[start of Extracted data]

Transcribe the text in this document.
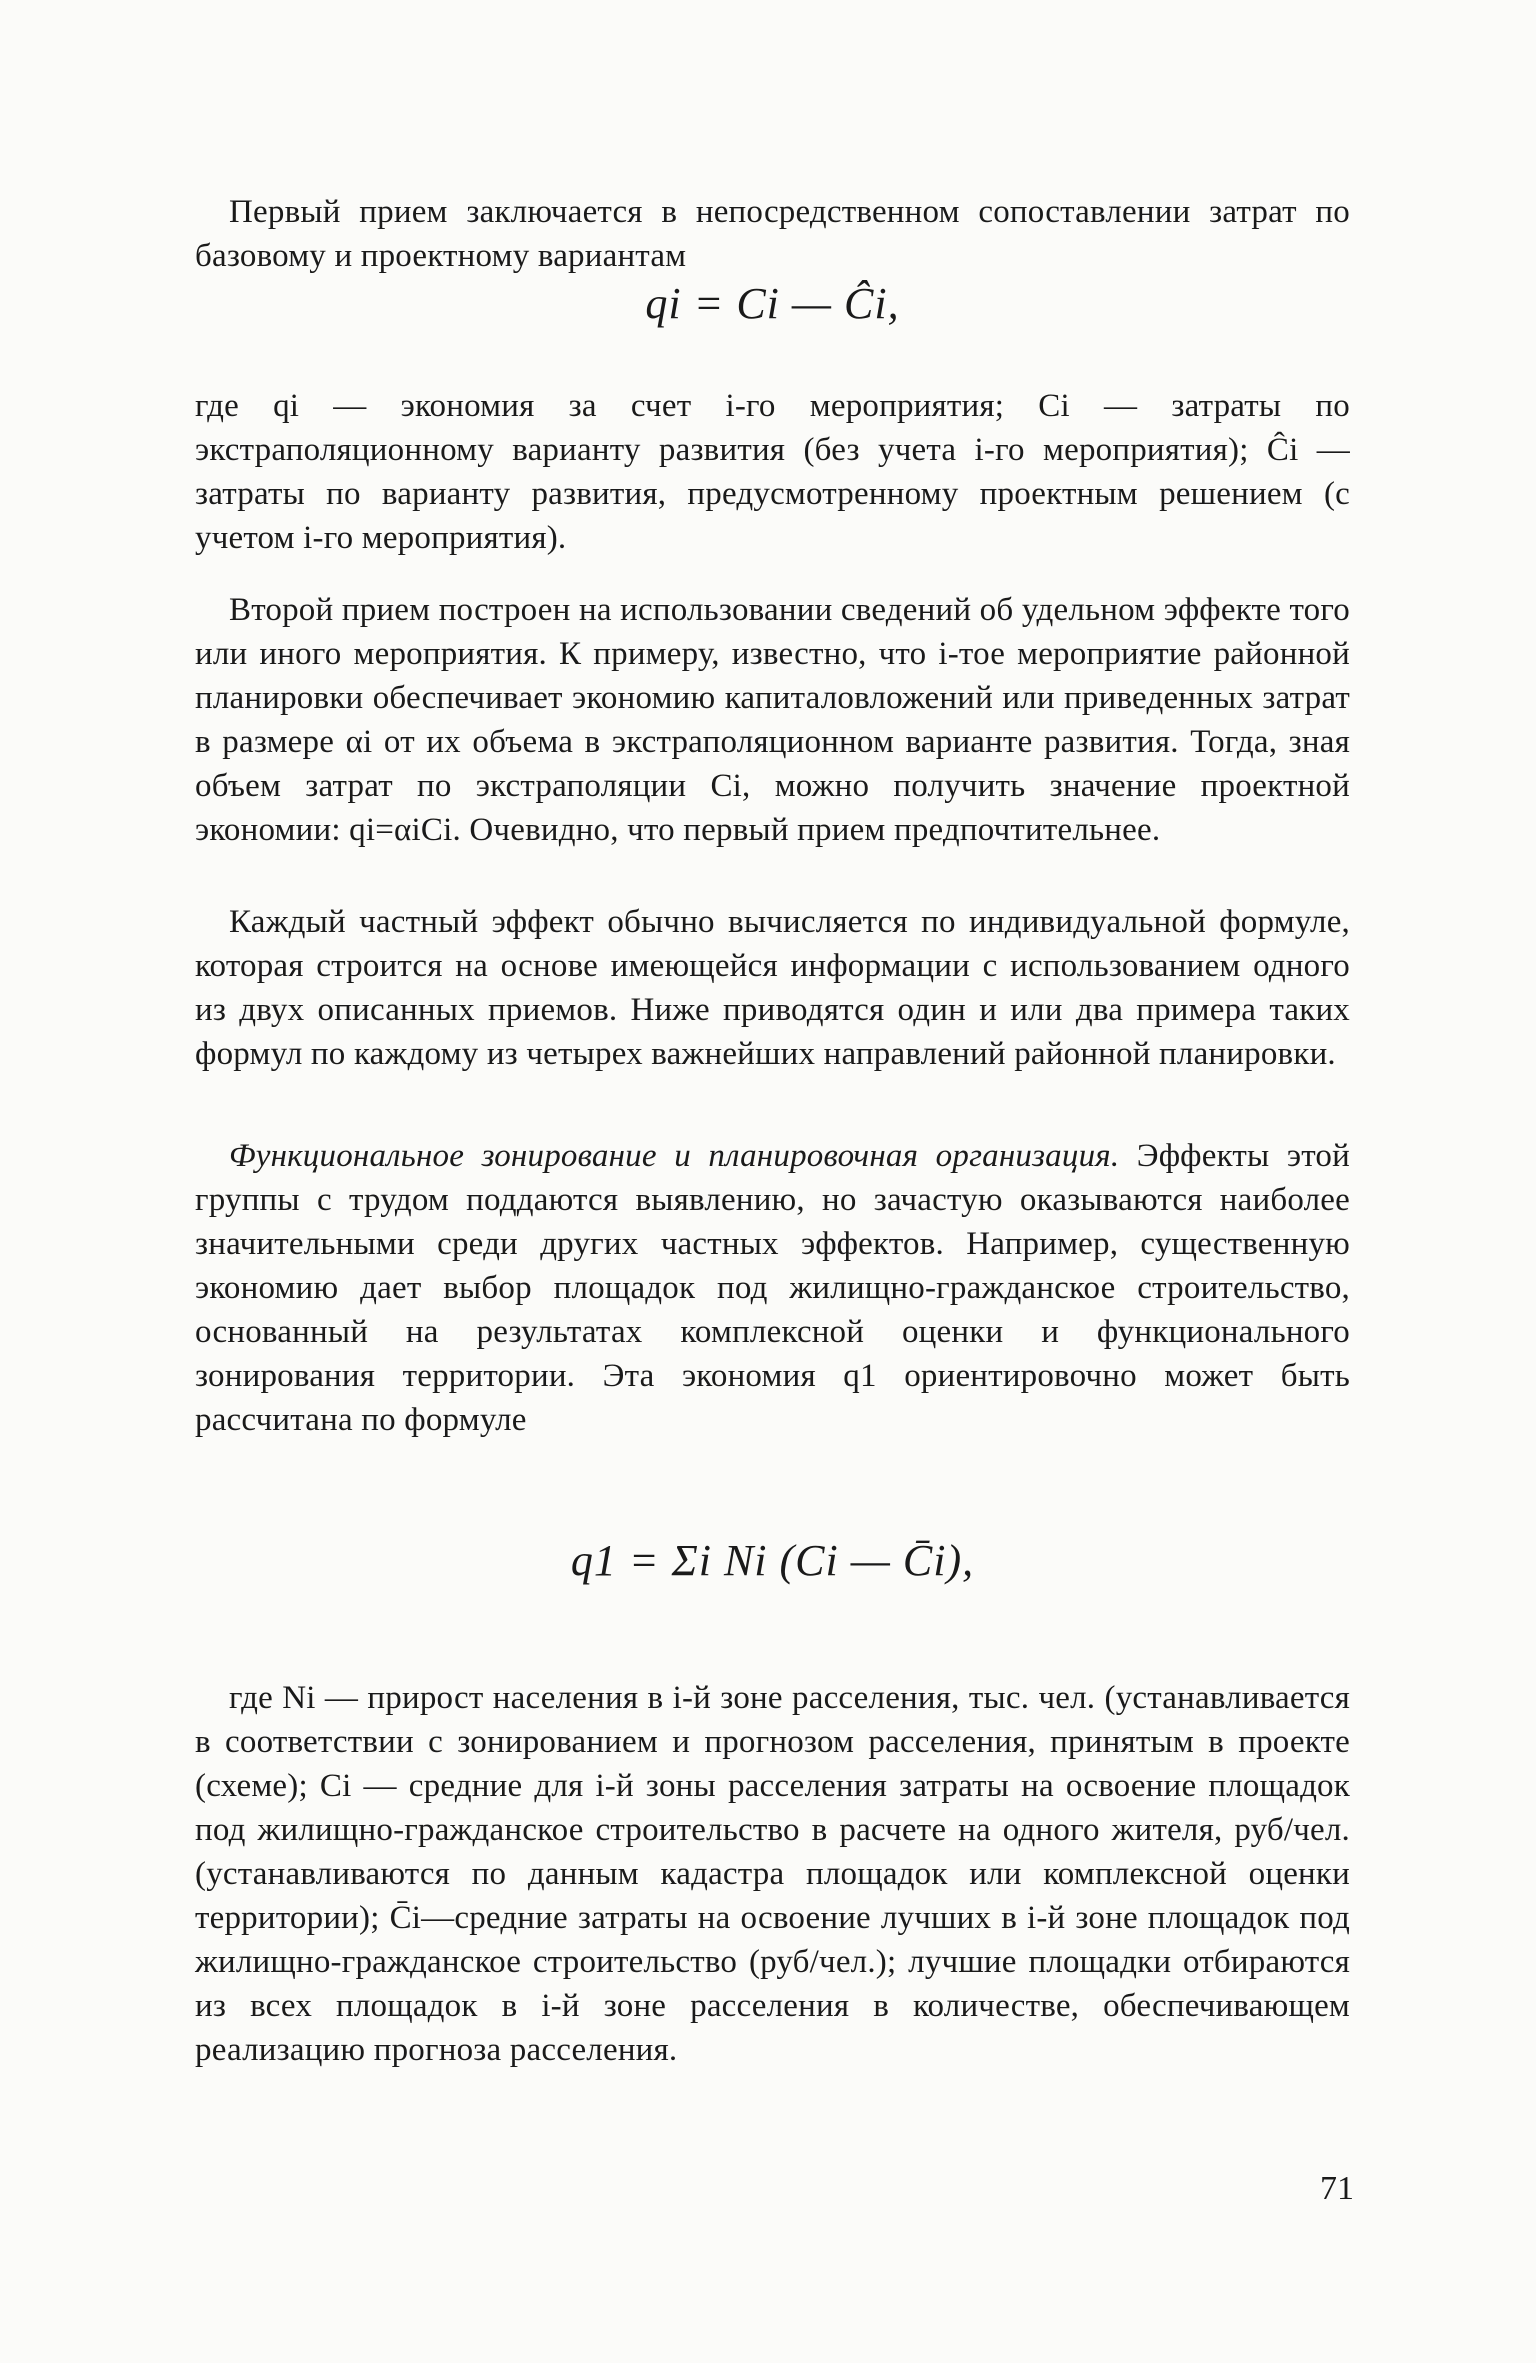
Первый прием заключается в непосредственном сопоставлении затрат по базовому и проектному вариантам

qi = Ci — Ĉi,

где qi — экономия за счет i-го мероприятия; Ci — затраты по экстраполяционному варианту развития (без учета i-го мероприятия); Ĉi — затраты по варианту развития, предусмотренному проектным решением (с учетом i-го мероприятия).

Второй прием построен на использовании сведений об удельном эффекте того или иного мероприятия. К примеру, известно, что i-тое мероприятие районной планировки обеспечивает экономию капиталовложений или приведенных затрат в размере αi от их объема в экстраполяционном варианте развития. Тогда, зная объем затрат по экстраполяции Ci, можно получить значение проектной экономии: qi=αiCi. Очевидно, что первый прием предпочтительнее.

Каждый частный эффект обычно вычисляется по индивидуальной формуле, которая строится на основе имеющейся информации с использованием одного из двух описанных приемов. Ниже приводятся один и или два примера таких формул по каждому из четырех важнейших направлений районной планировки.

Функциональное зонирование и планировочная организация. Эффекты этой группы с трудом поддаются выявлению, но зачастую оказываются наиболее значительными среди других частных эффектов. Например, существенную экономию дает выбор площадок под жилищно-гражданское строительство, основанный на результатах комплексной оценки и функционального зонирования территории. Эта экономия q1 ориентировочно может быть рассчитана по формуле

q1 = Σi Ni (Ci — C̄i),

где Ni — прирост населения в i-й зоне расселения, тыс. чел. (устанавливается в соответствии с зонированием и прогнозом расселения, принятым в проекте (схеме); Ci — средние для i-й зоны расселения затраты на освоение площадок под жилищно-гражданское строительство в расчете на одного жителя, руб/чел. (устанавливаются по данным кадастра площадок или комплексной оценки территории); C̄i—средние затраты на освоение лучших в i-й зоне площадок под жилищно-гражданское строительство (руб/чел.); лучшие площадки отбираются из всех площадок в i-й зоне расселения в количестве, обеспечивающем реализацию прогноза расселения.

71
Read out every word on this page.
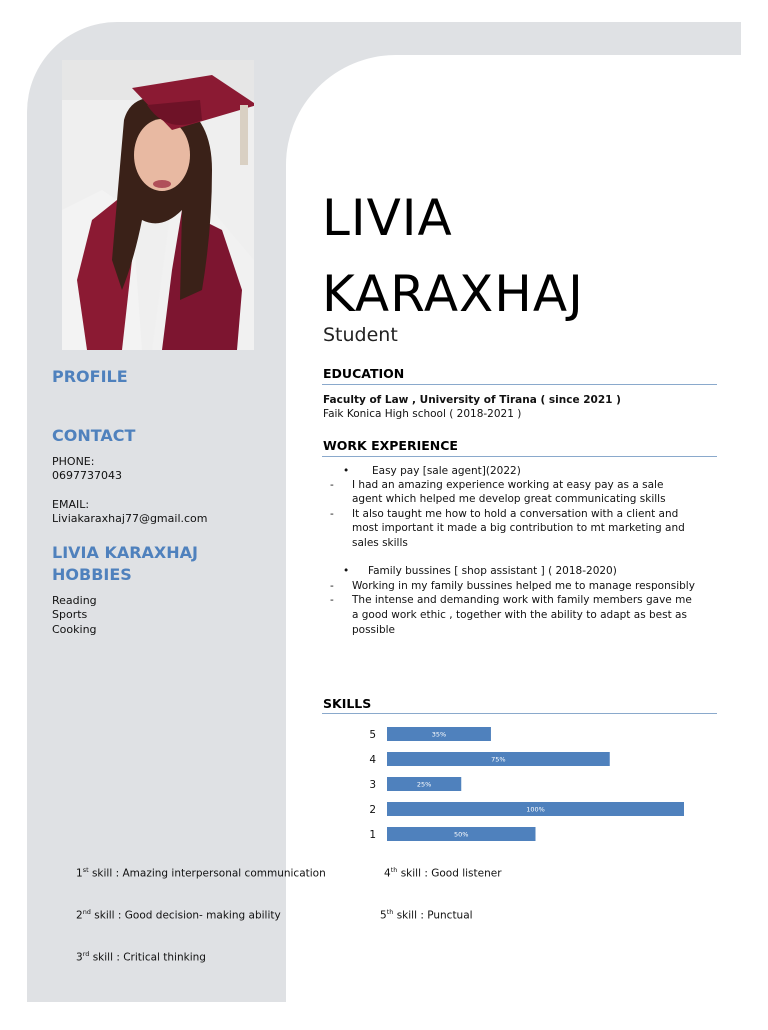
PROFILE
CONTACT
PHONE:
0697737043
EMAIL:
Liviakaraxhaj77@gmail.com
LIVIA KARAXHAJ
HOBBIES
Reading
Sports
Cooking
LIVIA
KARAXHAJ
Student
EDUCATION
Faculty of Law , University of Tirana ( since 2021 )
Faik Konica High school ( 2018-2021 )
WORK EXPERIENCE
• Easy pay [sale agent](2022)
- I had an amazing experience working at easy pay as a sale
agent which helped me develop great communicating skills
- It also taught me how to hold a conversation with a client and
most important it made a big contribution to mt marketing and
sales skills
• Family bussines [ shop assistant ] ( 2018-2020)
- Working in my family bussines helped me to manage responsibly
- The intense and demanding work with family members gave me
a good work ethic , together with the ability to adapt as best as
possible
SKILLS
5	35%
4	75%
3	25%
2	100%
1	50%
1st skill : Amazing interpersonal communication
2nd skill : Good decision- making ability
3rd skill : Critical thinking
4th skill : Good listener
5th skill : Punctual
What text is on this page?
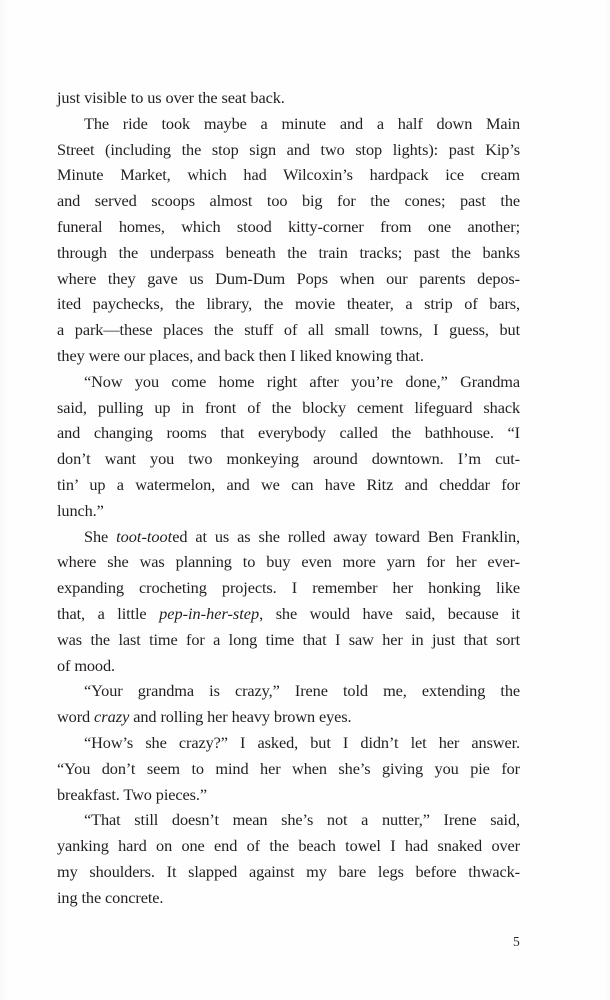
just visible to us over the seat back.
The ride took maybe a minute and a half down Main
Street (including the stop sign and two stop lights): past Kip’s
Minute Market, which had Wilcoxin’s hardpack ice cream
and served scoops almost too big for the cones; past the
funeral homes, which stood kitty-corner from one another;
through the underpass beneath the train tracks; past the banks
where they gave us Dum-Dum Pops when our parents depos-
ited paychecks, the library, the movie theater, a strip of bars,
a park—these places the stuff of all small towns, I guess, but
they were our places, and back then I liked knowing that.
“Now you come home right after you’re done,” Grandma
said, pulling up in front of the blocky cement lifeguard shack
and changing rooms that everybody called the bathhouse. “I
don’t want you two monkeying around downtown. I’m cut-
tin’ up a watermelon, and we can have Ritz and cheddar for
lunch.”
She toot-tooted at us as she rolled away toward Ben Franklin,
where she was planning to buy even more yarn for her ever-
expanding crocheting projects. I remember her honking like
that, a little pep-in-her-step, she would have said, because it
was the last time for a long time that I saw her in just that sort
of mood.
“Your grandma is crazy,” Irene told me, extending the
word crazy and rolling her heavy brown eyes.
“How’s she crazy?” I asked, but I didn’t let her answer.
“You don’t seem to mind her when she’s giving you pie for
breakfast. Two pieces.”
“That still doesn’t mean she’s not a nutter,” Irene said,
yanking hard on one end of the beach towel I had snaked over
my shoulders. It slapped against my bare legs before thwack-
ing the concrete.
5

[end of Extracted data]

Set exercise — Images must not appear in the copy; reproduce everything else in the records verbatim.

Output of the exercise —
Transcribe the text in this document.
Первый прием заключается в непосредственном сопоставлении затрат по базовому и проектному вариантам

qi = Ci — Ĉi,

где qi — экономия за счет i-го мероприятия; Ci — затраты по экстраполяционному варианту развития (без учета i-го мероприятия); Ĉi — затраты по варианту развития, предусмотренному проектным решением (с учетом i-го мероприятия).

Второй прием построен на использовании сведений об удельном эффекте того или иного мероприятия. К примеру, известно, что i-тое мероприятие районной планировки обеспечивает экономию капиталовложений или приведенных затрат в размере αi от их объема в экстраполяционном варианте развития. Тогда, зная объем затрат по экстраполяции Ci, можно получить значение проектной экономии: qi=αiCi. Очевидно, что первый прием предпочтительнее.

Каждый частный эффект обычно вычисляется по индивидуальной формуле, которая строится на основе имеющейся информации с использованием одного из двух описанных приемов. Ниже приводятся один и или два примера таких формул по каждому из четырех важнейших направлений районной планировки.

Функциональное зонирование и планировочная организация. Эффекты этой группы с трудом поддаются выявлению, но зачастую оказываются наиболее значительными среди других частных эффектов. Например, существенную экономию дает выбор площадок под жилищно-гражданское строительство, основанный на результатах комплексной оценки и функционального зонирования территории. Эта экономия q1 ориентировочно может быть рассчитана по формуле

q1 = Σi Ni (Ci — C̄i),

где Ni — прирост населения в i-й зоне расселения, тыс. чел. (устанавливается в соответствии с зонированием и прогнозом расселения, принятым в проекте (схеме); Ci — средние для i-й зоны расселения затраты на освоение площадок под жилищно-гражданское строительство в расчете на одного жителя, руб/чел. (устанавливаются по данным кадастра площадок или комплексной оценки территории); C̄i—средние затраты на освоение лучших в i-й зоне площадок под жилищно-гражданское строительство (руб/чел.); лучшие площадки отбираются из всех площадок в i-й зоне расселения в количестве, обеспечивающем реализацию прогноза расселения.

71
Read out every word on this page.
PROFILE
CONTACT
PHONE:
0697737043
EMAIL:
Liviakaraxhaj77@gmail.com
LIVIA KARAXHAJ
HOBBIES
Reading
Sports
Cooking
LIVIA
KARAXHAJ
Student
EDUCATION
Faculty of Law , University of Tirana ( since 2021 )
Faik Konica High school ( 2018-2021 )
WORK EXPERIENCE
• Easy pay [sale agent](2022)
- I had an amazing experience working at easy pay as a sale
agent which helped me develop great communicating skills
- It also taught me how to hold a conversation with a client and
most important it made a big contribution to mt marketing and
sales skills
• Family bussines [ shop assistant ] ( 2018-2020)
- Working in my family bussines helped me to manage responsibly
- The intense and demanding work with family members gave me
a good work ethic , together with the ability to adapt as best as
possible
SKILLS
5	35%
4	75%
3	25%
2	100%
1	50%
1st skill : Amazing interpersonal communication
2nd skill : Good decision- making ability
3rd skill : Critical thinking
4th skill : Good listener
5th skill : Punctual
What text is on this page?
just visible to us over the seat back.
The ride took maybe a minute and a half down Main
Street (including the stop sign and two stop lights): past Kip’s
Minute Market, which had Wilcoxin’s hardpack ice cream
and served scoops almost too big for the cones; past the
funeral homes, which stood kitty-corner from one another;
through the underpass beneath the train tracks; past the banks
where they gave us Dum-Dum Pops when our parents depos-
ited paychecks, the library, the movie theater, a strip of bars,
a park—these places the stuff of all small towns, I guess, but
they were our places, and back then I liked knowing that.
“Now you come home right after you’re done,” Grandma
said, pulling up in front of the blocky cement lifeguard shack
and changing rooms that everybody called the bathhouse. “I
don’t want you two monkeying around downtown. I’m cut-
tin’ up a watermelon, and we can have Ritz and cheddar for
lunch.”
She toot-tooted at us as she rolled away toward Ben Franklin,
where she was planning to buy even more yarn for her ever-
expanding crocheting projects. I remember her honking like
that, a little pep-in-her-step, she would have said, because it
was the last time for a long time that I saw her in just that sort
of mood.
“Your grandma is crazy,” Irene told me, extending the
word crazy and rolling her heavy brown eyes.
“How’s she crazy?” I asked, but I didn’t let her answer.
“You don’t seem to mind her when she’s giving you pie for
breakfast. Two pieces.”
“That still doesn’t mean she’s not a nutter,” Irene said,
yanking hard on one end of the beach towel I had snaked over
my shoulders. It slapped against my bare legs before thwack-
ing the concrete.
5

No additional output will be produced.